» Collected data entries
○ ○ ○ ○

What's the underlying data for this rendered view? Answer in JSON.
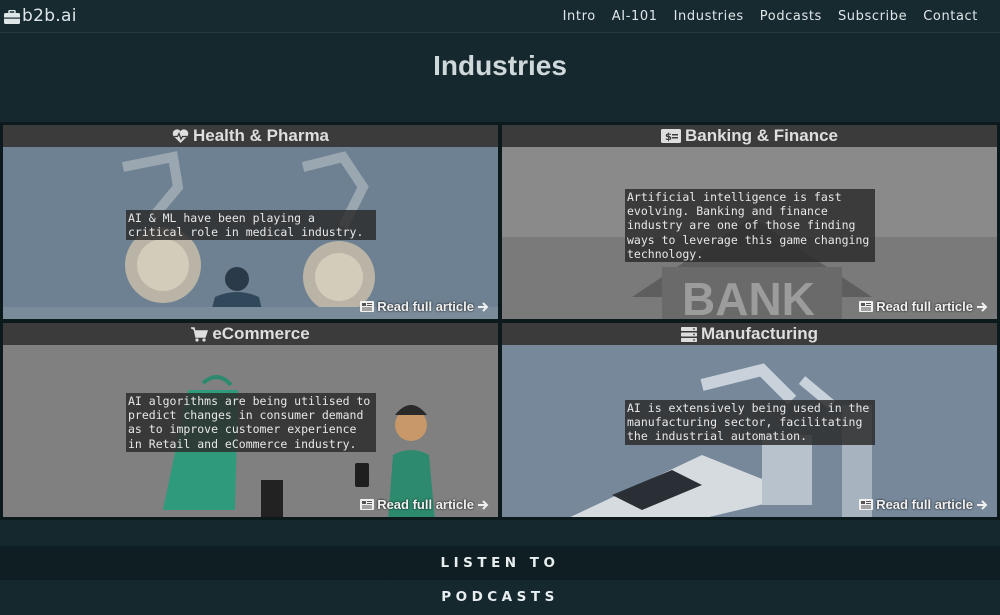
{
  "nav": {
    "brand": "b2b.ai",
    "links": [
      "Intro",
      "AI-101",
      "Industries",
      "Podcasts",
      "Subscribe",
      "Contact"
    ]
  },
  "page": {
    "title": "Industries"
  },
  "cards": [
    {
      "title": "Health & Pharma",
      "icon": "heartbeat-icon",
      "description": "AI & ML have been playing a critical role in medical industry.",
      "link_label": "Read full article"
    },
    {
      "title": "Banking & Finance",
      "icon": "money-bill-icon",
      "description": "Artificial intelligence is fast evolving. Banking and finance industry are one of those finding ways to leverage this game changing technology.",
      "link_label": "Read full article",
      "image_text": "BANK"
    },
    {
      "title": "eCommerce",
      "icon": "shopping-cart-icon",
      "description": "AI algorithms are being utilised to predict changes in consumer demand as to improve customer experience in Retail and eCommerce industry.",
      "link_label": "Read full article"
    },
    {
      "title": "Manufacturing",
      "icon": "server-icon",
      "description": "AI is extensively being used in the manufacturing sector, facilitating the industrial automation.",
      "link_label": "Read full article"
    }
  ],
  "podcast": {
    "label": "LISTEN TO PODCASTS"
  },
  "colors": {
    "background": "#15282e",
    "card_header": "#3b3b3b",
    "text": "#e6e6e6"
  }
}
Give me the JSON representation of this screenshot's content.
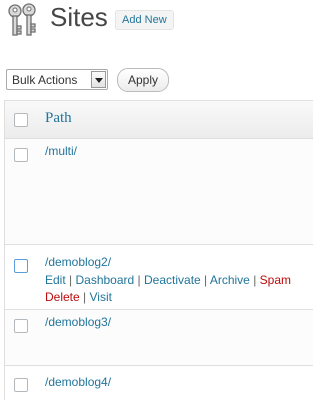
{
  "header": {
    "title": "Sites",
    "add_new_label": "Add New"
  },
  "bulk": {
    "selected": "Bulk Actions",
    "apply_label": "Apply"
  },
  "table": {
    "column_path": "Path",
    "rows": [
      {
        "path": "/multi/"
      },
      {
        "path": "/demoblog2/",
        "actions": {
          "edit": "Edit",
          "dashboard": "Dashboard",
          "deactivate": "Deactivate",
          "archive": "Archive",
          "spam": "Spam",
          "delete": "Delete",
          "visit": "Visit"
        }
      },
      {
        "path": "/demoblog3/"
      },
      {
        "path": "/demoblog4/"
      }
    ],
    "separator": "|"
  },
  "colors": {
    "link": "#21759b",
    "danger": "#bc0b0b",
    "border": "#dfdfdf"
  },
  "icons": {
    "page_icon": "keys-icon",
    "select_arrow": "chevron-down-icon"
  }
}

○ ○ ○ ○

» Task directions
Leave out the pictures and restate everything else word for word.

» Complete response
What's the underlying data for this rendered view? Answer in JSON.
{
  "nav": {
    "brand": "b2b.ai",
    "links": [
      "Intro",
      "AI-101",
      "Industries",
      "Podcasts",
      "Subscribe",
      "Contact"
    ]
  },
  "page": {
    "title": "Industries"
  },
  "cards": [
    {
      "title": "Health & Pharma",
      "icon": "heartbeat-icon",
      "description": "AI & ML have been playing a critical role in medical industry.",
      "link_label": "Read full article"
    },
    {
      "title": "Banking & Finance",
      "icon": "money-bill-icon",
      "description": "Artificial intelligence is fast evolving. Banking and finance industry are one of those finding ways to leverage this game changing technology.",
      "link_label": "Read full article",
      "image_text": "BANK"
    },
    {
      "title": "eCommerce",
      "icon": "shopping-cart-icon",
      "description": "AI algorithms are being utilised to predict changes in consumer demand as to improve customer experience in Retail and eCommerce industry.",
      "link_label": "Read full article"
    },
    {
      "title": "Manufacturing",
      "icon": "server-icon",
      "description": "AI is extensively being used in the manufacturing sector, facilitating the industrial automation.",
      "link_label": "Read full article"
    }
  ],
  "podcast": {
    "label": "LISTEN TO PODCASTS"
  },
  "colors": {
    "background": "#15282e",
    "card_header": "#3b3b3b",
    "text": "#e6e6e6"
  }
}
Give me the JSON representation of this screenshot's content.
{
  "header": {
    "title": "Sites",
    "add_new_label": "Add New"
  },
  "bulk": {
    "selected": "Bulk Actions",
    "apply_label": "Apply"
  },
  "table": {
    "column_path": "Path",
    "rows": [
      {
        "path": "/multi/"
      },
      {
        "path": "/demoblog2/",
        "actions": {
          "edit": "Edit",
          "dashboard": "Dashboard",
          "deactivate": "Deactivate",
          "archive": "Archive",
          "spam": "Spam",
          "delete": "Delete",
          "visit": "Visit"
        }
      },
      {
        "path": "/demoblog3/"
      },
      {
        "path": "/demoblog4/"
      }
    ],
    "separator": "|"
  },
  "colors": {
    "link": "#21759b",
    "danger": "#bc0b0b",
    "border": "#dfdfdf"
  },
  "icons": {
    "page_icon": "keys-icon",
    "select_arrow": "chevron-down-icon"
  }
}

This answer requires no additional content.